--- Objective ---
Pictures do not belong in the copy; transcribe everything else in the records exactly.

== Record extracts ==

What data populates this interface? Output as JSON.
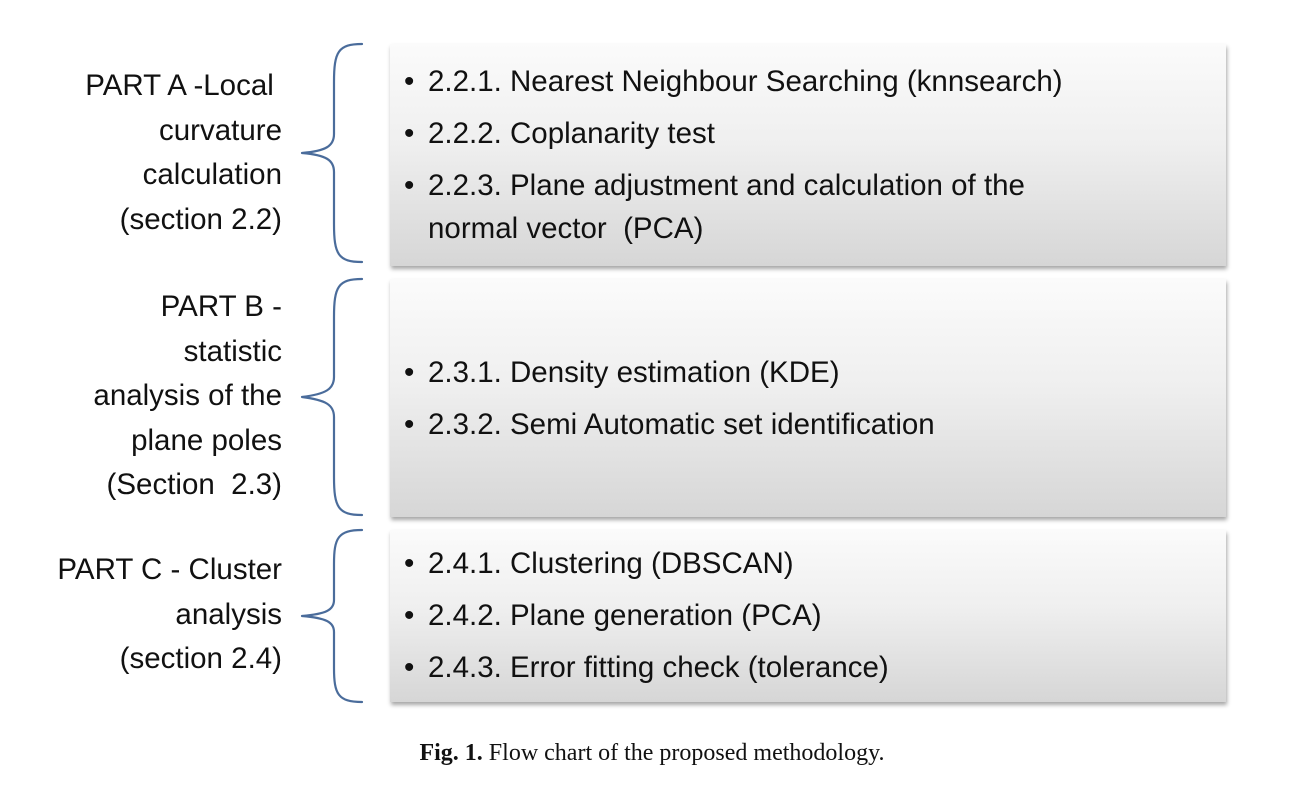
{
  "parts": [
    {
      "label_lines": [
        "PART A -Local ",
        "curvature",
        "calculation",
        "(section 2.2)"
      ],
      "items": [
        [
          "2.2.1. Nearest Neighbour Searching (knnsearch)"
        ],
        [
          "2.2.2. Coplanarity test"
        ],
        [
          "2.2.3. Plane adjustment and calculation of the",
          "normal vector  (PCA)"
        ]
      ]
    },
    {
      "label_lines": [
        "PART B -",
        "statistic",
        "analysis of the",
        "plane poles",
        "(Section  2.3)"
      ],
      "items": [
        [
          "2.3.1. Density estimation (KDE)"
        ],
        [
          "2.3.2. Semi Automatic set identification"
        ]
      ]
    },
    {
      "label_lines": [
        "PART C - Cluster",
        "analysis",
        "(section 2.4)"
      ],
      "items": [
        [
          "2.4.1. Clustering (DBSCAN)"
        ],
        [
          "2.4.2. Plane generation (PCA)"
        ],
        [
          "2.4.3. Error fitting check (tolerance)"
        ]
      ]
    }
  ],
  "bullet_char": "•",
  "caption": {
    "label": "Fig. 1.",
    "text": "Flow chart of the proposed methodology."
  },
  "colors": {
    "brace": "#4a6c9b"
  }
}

===

--- Task result ---
What data populates this interface? Output as JSON.
{
  "parts": [
    {
      "label_lines": [
        "PART A -Local ",
        "curvature",
        "calculation",
        "(section 2.2)"
      ],
      "items": [
        [
          "2.2.1. Nearest Neighbour Searching (knnsearch)"
        ],
        [
          "2.2.2. Coplanarity test"
        ],
        [
          "2.2.3. Plane adjustment and calculation of the",
          "normal vector  (PCA)"
        ]
      ]
    },
    {
      "label_lines": [
        "PART B -",
        "statistic",
        "analysis of the",
        "plane poles",
        "(Section  2.3)"
      ],
      "items": [
        [
          "2.3.1. Density estimation (KDE)"
        ],
        [
          "2.3.2. Semi Automatic set identification"
        ]
      ]
    },
    {
      "label_lines": [
        "PART C - Cluster",
        "analysis",
        "(section 2.4)"
      ],
      "items": [
        [
          "2.4.1. Clustering (DBSCAN)"
        ],
        [
          "2.4.2. Plane generation (PCA)"
        ],
        [
          "2.4.3. Error fitting check (tolerance)"
        ]
      ]
    }
  ],
  "bullet_char": "•",
  "caption": {
    "label": "Fig. 1.",
    "text": "Flow chart of the proposed methodology."
  },
  "colors": {
    "brace": "#4a6c9b"
  }
}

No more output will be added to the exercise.